** START DATA SHOWN **

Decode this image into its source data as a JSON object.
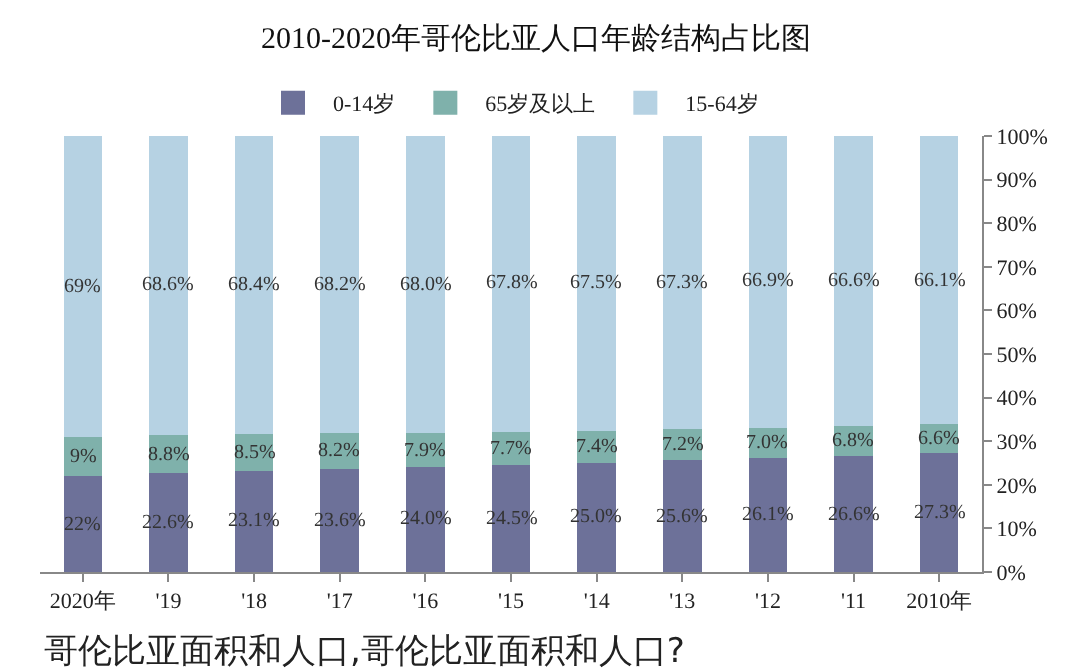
{
  "chart_data": {
    "type": "bar",
    "stacked": true,
    "title": "2010-2020年哥伦比亚人口年龄结构占比图",
    "categories": [
      "2020年",
      "'19",
      "'18",
      "'17",
      "'16",
      "'15",
      "'14",
      "'13",
      "'12",
      "'11",
      "2010年"
    ],
    "series": [
      {
        "name": "0-14岁",
        "color": "#6d7199",
        "values": [
          22,
          22.6,
          23.1,
          23.6,
          24.0,
          24.5,
          25.0,
          25.6,
          26.1,
          26.6,
          27.3
        ],
        "value_labels": [
          "22%",
          "22.6%",
          "23.1%",
          "23.6%",
          "24.0%",
          "24.5%",
          "25.0%",
          "25.6%",
          "26.1%",
          "26.6%",
          "27.3%"
        ]
      },
      {
        "name": "65岁及以上",
        "color": "#7fb1ab",
        "values": [
          9,
          8.8,
          8.5,
          8.2,
          7.9,
          7.7,
          7.4,
          7.2,
          7.0,
          6.8,
          6.6
        ],
        "value_labels": [
          "9%",
          "8.8%",
          "8.5%",
          "8.2%",
          "7.9%",
          "7.7%",
          "7.4%",
          "7.2%",
          "7.0%",
          "6.8%",
          "6.6%"
        ]
      },
      {
        "name": "15-64岁",
        "color": "#b6d2e3",
        "values": [
          69,
          68.6,
          68.4,
          68.2,
          68.0,
          67.8,
          67.5,
          67.3,
          66.9,
          66.6,
          66.1
        ],
        "value_labels": [
          "69%",
          "68.6%",
          "68.4%",
          "68.2%",
          "68.0%",
          "67.8%",
          "67.5%",
          "67.3%",
          "66.9%",
          "66.6%",
          "66.1%"
        ]
      }
    ],
    "ylim": [
      0,
      100
    ],
    "yticks": [
      {
        "value": 0,
        "label": "0%"
      },
      {
        "value": 10,
        "label": "10%"
      },
      {
        "value": 20,
        "label": "20%"
      },
      {
        "value": 30,
        "label": "30%"
      },
      {
        "value": 40,
        "label": "40%"
      },
      {
        "value": 50,
        "label": "50%"
      },
      {
        "value": 60,
        "label": "60%"
      },
      {
        "value": 70,
        "label": "70%"
      },
      {
        "value": 80,
        "label": "80%"
      },
      {
        "value": 90,
        "label": "90%"
      },
      {
        "value": 100,
        "label": "100%"
      }
    ],
    "grid": false,
    "legend": "top",
    "annotations": [
      "哥伦比亚面积和人口,哥伦比亚面积和人口?"
    ]
  }
}
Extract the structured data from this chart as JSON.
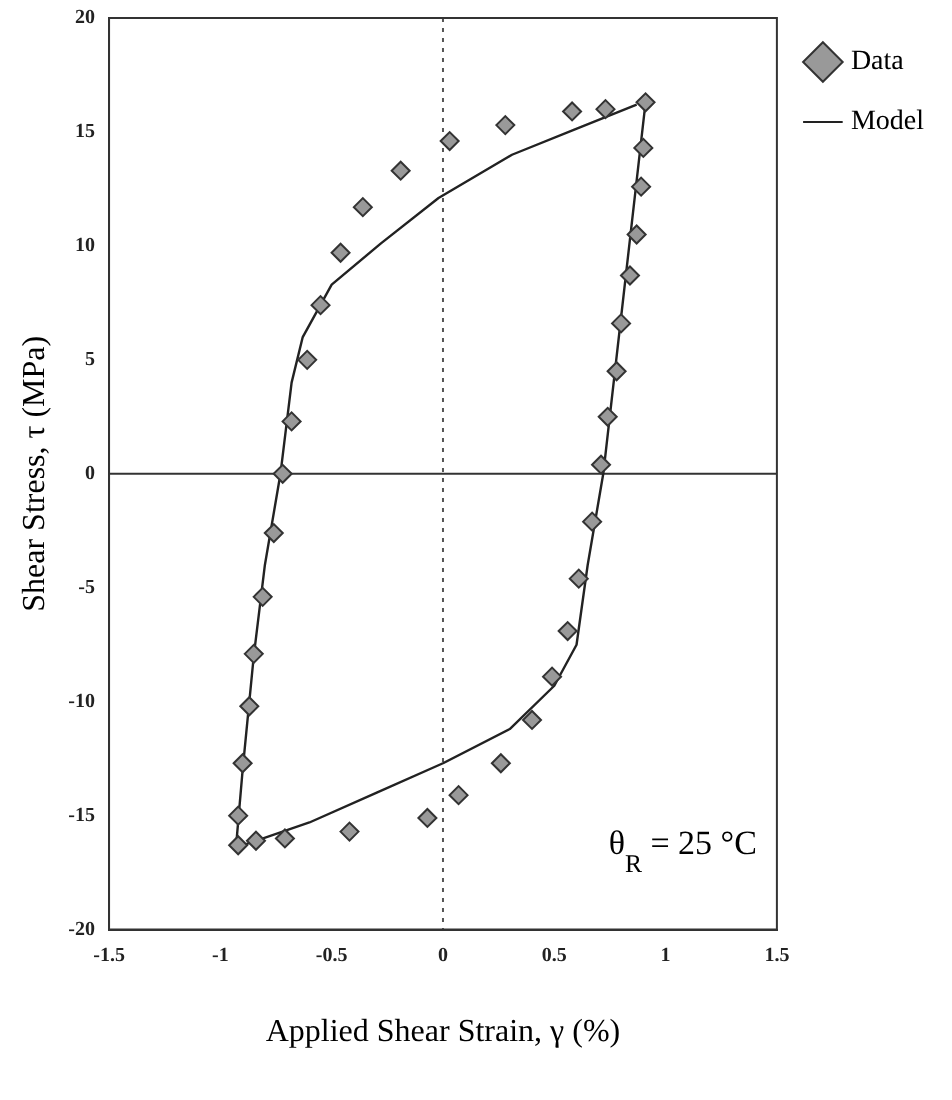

** END DATA SHOWN **

Quote the full listing above word for word; exclude every picture from the copy.

§ RESPONSE TO THE EXERCISE
Decode this image into its source data as a JSON object.
{
  "chart_data": {
    "type": "bar",
    "stacked": true,
    "title": "2010-2020年哥伦比亚人口年龄结构占比图",
    "categories": [
      "2020年",
      "'19",
      "'18",
      "'17",
      "'16",
      "'15",
      "'14",
      "'13",
      "'12",
      "'11",
      "2010年"
    ],
    "series": [
      {
        "name": "0-14岁",
        "color": "#6d7199",
        "values": [
          22,
          22.6,
          23.1,
          23.6,
          24.0,
          24.5,
          25.0,
          25.6,
          26.1,
          26.6,
          27.3
        ],
        "value_labels": [
          "22%",
          "22.6%",
          "23.1%",
          "23.6%",
          "24.0%",
          "24.5%",
          "25.0%",
          "25.6%",
          "26.1%",
          "26.6%",
          "27.3%"
        ]
      },
      {
        "name": "65岁及以上",
        "color": "#7fb1ab",
        "values": [
          9,
          8.8,
          8.5,
          8.2,
          7.9,
          7.7,
          7.4,
          7.2,
          7.0,
          6.8,
          6.6
        ],
        "value_labels": [
          "9%",
          "8.8%",
          "8.5%",
          "8.2%",
          "7.9%",
          "7.7%",
          "7.4%",
          "7.2%",
          "7.0%",
          "6.8%",
          "6.6%"
        ]
      },
      {
        "name": "15-64岁",
        "color": "#b6d2e3",
        "values": [
          69,
          68.6,
          68.4,
          68.2,
          68.0,
          67.8,
          67.5,
          67.3,
          66.9,
          66.6,
          66.1
        ],
        "value_labels": [
          "69%",
          "68.6%",
          "68.4%",
          "68.2%",
          "68.0%",
          "67.8%",
          "67.5%",
          "67.3%",
          "66.9%",
          "66.6%",
          "66.1%"
        ]
      }
    ],
    "ylim": [
      0,
      100
    ],
    "yticks": [
      {
        "value": 0,
        "label": "0%"
      },
      {
        "value": 10,
        "label": "10%"
      },
      {
        "value": 20,
        "label": "20%"
      },
      {
        "value": 30,
        "label": "30%"
      },
      {
        "value": 40,
        "label": "40%"
      },
      {
        "value": 50,
        "label": "50%"
      },
      {
        "value": 60,
        "label": "60%"
      },
      {
        "value": 70,
        "label": "70%"
      },
      {
        "value": 80,
        "label": "80%"
      },
      {
        "value": 90,
        "label": "90%"
      },
      {
        "value": 100,
        "label": "100%"
      }
    ],
    "grid": false,
    "legend": "top",
    "annotations": [
      "哥伦比亚面积和人口,哥伦比亚面积和人口?"
    ]
  }
}
Extract the structured data from this chart as JSON.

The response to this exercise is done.